• **Written instruction**
Set down every record once more, exactly as given.

• **Records from a collection**
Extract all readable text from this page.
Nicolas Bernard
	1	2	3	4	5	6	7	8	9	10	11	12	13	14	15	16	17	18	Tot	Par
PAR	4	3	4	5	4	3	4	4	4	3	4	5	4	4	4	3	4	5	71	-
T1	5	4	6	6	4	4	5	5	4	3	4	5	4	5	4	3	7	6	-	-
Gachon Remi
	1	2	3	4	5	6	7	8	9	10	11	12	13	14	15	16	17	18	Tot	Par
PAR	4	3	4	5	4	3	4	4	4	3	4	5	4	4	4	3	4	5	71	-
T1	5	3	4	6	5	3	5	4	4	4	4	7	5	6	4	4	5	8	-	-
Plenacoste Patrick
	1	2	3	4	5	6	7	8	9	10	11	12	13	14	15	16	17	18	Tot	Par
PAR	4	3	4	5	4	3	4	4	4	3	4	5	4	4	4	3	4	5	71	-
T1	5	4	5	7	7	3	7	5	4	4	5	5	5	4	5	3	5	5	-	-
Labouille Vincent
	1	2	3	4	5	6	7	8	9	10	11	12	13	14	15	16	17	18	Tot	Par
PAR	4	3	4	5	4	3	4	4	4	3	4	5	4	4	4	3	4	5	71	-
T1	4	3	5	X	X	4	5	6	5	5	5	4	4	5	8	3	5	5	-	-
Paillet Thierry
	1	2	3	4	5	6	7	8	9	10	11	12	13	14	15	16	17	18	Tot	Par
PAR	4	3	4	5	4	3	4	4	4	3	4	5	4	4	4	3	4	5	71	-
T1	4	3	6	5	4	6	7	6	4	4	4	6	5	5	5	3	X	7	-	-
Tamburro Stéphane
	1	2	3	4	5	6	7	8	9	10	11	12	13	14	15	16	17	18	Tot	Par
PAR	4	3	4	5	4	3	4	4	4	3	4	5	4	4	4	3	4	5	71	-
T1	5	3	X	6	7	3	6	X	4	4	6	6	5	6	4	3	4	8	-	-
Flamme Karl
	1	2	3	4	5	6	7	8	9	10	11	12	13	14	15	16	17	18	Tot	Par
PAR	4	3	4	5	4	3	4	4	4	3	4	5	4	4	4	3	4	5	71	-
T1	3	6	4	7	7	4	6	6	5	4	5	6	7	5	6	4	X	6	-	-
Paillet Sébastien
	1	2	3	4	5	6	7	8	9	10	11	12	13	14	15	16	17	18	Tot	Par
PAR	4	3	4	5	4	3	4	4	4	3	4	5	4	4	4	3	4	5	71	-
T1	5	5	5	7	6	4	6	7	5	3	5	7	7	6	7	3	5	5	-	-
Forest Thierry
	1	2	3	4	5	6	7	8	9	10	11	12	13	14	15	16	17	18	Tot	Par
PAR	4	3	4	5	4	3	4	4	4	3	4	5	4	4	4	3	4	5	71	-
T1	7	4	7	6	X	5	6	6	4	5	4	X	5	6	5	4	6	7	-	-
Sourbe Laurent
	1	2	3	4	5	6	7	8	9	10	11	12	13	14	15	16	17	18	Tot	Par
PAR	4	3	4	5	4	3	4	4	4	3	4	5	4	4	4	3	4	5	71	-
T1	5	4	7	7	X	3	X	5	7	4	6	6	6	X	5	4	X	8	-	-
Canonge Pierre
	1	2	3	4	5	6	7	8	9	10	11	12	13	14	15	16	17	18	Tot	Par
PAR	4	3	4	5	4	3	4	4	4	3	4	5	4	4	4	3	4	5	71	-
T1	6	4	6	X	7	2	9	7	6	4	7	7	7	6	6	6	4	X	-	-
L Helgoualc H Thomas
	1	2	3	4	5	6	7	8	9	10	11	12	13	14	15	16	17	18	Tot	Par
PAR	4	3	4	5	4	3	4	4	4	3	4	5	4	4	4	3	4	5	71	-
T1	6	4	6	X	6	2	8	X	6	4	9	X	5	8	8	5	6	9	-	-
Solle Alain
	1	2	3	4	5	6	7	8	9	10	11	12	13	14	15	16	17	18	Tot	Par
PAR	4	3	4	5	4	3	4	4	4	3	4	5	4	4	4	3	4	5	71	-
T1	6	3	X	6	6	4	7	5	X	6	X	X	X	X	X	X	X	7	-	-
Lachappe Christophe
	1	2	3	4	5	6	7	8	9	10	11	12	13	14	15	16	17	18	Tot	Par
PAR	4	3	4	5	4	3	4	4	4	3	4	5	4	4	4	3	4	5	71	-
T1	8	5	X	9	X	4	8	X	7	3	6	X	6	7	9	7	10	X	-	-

• **The solution**
Extract all readable text from this page.
Nicolas Bernard
	1	2	3	4	5	6	7	8	9	10	11	12	13	14	15	16	17	18	Tot	Par
PAR	4	3	4	5	4	3	4	4	4	3	4	5	4	4	4	3	4	5	71	-
T1	5	4	6	6	4	4	5	5	4	3	4	5	4	5	4	3	7	6	-	-
Gachon Remi
	1	2	3	4	5	6	7	8	9	10	11	12	13	14	15	16	17	18	Tot	Par
PAR	4	3	4	5	4	3	4	4	4	3	4	5	4	4	4	3	4	5	71	-
T1	5	3	4	6	5	3	5	4	4	4	4	7	5	6	4	4	5	8	-	-
Plenacoste Patrick
	1	2	3	4	5	6	7	8	9	10	11	12	13	14	15	16	17	18	Tot	Par
PAR	4	3	4	5	4	3	4	4	4	3	4	5	4	4	4	3	4	5	71	-
T1	5	4	5	7	7	3	7	5	4	4	5	5	5	4	5	3	5	5	-	-
Labouille Vincent
	1	2	3	4	5	6	7	8	9	10	11	12	13	14	15	16	17	18	Tot	Par
PAR	4	3	4	5	4	3	4	4	4	3	4	5	4	4	4	3	4	5	71	-
T1	4	3	5	X	X	4	5	6	5	5	5	4	4	5	8	3	5	5	-	-
Paillet Thierry
	1	2	3	4	5	6	7	8	9	10	11	12	13	14	15	16	17	18	Tot	Par
PAR	4	3	4	5	4	3	4	4	4	3	4	5	4	4	4	3	4	5	71	-
T1	4	3	6	5	4	6	7	6	4	4	4	6	5	5	5	3	X	7	-	-
Tamburro Stéphane
	1	2	3	4	5	6	7	8	9	10	11	12	13	14	15	16	17	18	Tot	Par
PAR	4	3	4	5	4	3	4	4	4	3	4	5	4	4	4	3	4	5	71	-
T1	5	3	X	6	7	3	6	X	4	4	6	6	5	6	4	3	4	8	-	-
Flamme Karl
	1	2	3	4	5	6	7	8	9	10	11	12	13	14	15	16	17	18	Tot	Par
PAR	4	3	4	5	4	3	4	4	4	3	4	5	4	4	4	3	4	5	71	-
T1	3	6	4	7	7	4	6	6	5	4	5	6	7	5	6	4	X	6	-	-
Paillet Sébastien
	1	2	3	4	5	6	7	8	9	10	11	12	13	14	15	16	17	18	Tot	Par
PAR	4	3	4	5	4	3	4	4	4	3	4	5	4	4	4	3	4	5	71	-
T1	5	5	5	7	6	4	6	7	5	3	5	7	7	6	7	3	5	5	-	-
Forest Thierry
	1	2	3	4	5	6	7	8	9	10	11	12	13	14	15	16	17	18	Tot	Par
PAR	4	3	4	5	4	3	4	4	4	3	4	5	4	4	4	3	4	5	71	-
T1	7	4	7	6	X	5	6	6	4	5	4	X	5	6	5	4	6	7	-	-
Sourbe Laurent
	1	2	3	4	5	6	7	8	9	10	11	12	13	14	15	16	17	18	Tot	Par
PAR	4	3	4	5	4	3	4	4	4	3	4	5	4	4	4	3	4	5	71	-
T1	5	4	7	7	X	3	X	5	7	4	6	6	6	X	5	4	X	8	-	-
Canonge Pierre
	1	2	3	4	5	6	7	8	9	10	11	12	13	14	15	16	17	18	Tot	Par
PAR	4	3	4	5	4	3	4	4	4	3	4	5	4	4	4	3	4	5	71	-
T1	6	4	6	X	7	2	9	7	6	4	7	7	7	6	6	6	4	X	-	-
L Helgoualc H Thomas
	1	2	3	4	5	6	7	8	9	10	11	12	13	14	15	16	17	18	Tot	Par
PAR	4	3	4	5	4	3	4	4	4	3	4	5	4	4	4	3	4	5	71	-
T1	6	4	6	X	6	2	8	X	6	4	9	X	5	8	8	5	6	9	-	-
Solle Alain
	1	2	3	4	5	6	7	8	9	10	11	12	13	14	15	16	17	18	Tot	Par
PAR	4	3	4	5	4	3	4	4	4	3	4	5	4	4	4	3	4	5	71	-
T1	6	3	X	6	6	4	7	5	X	6	X	X	X	X	X	X	X	7	-	-
Lachappe Christophe
	1	2	3	4	5	6	7	8	9	10	11	12	13	14	15	16	17	18	Tot	Par
PAR	4	3	4	5	4	3	4	4	4	3	4	5	4	4	4	3	4	5	71	-
T1	8	5	X	9	X	4	8	X	7	3	6	X	6	7	9	7	10	X	-	-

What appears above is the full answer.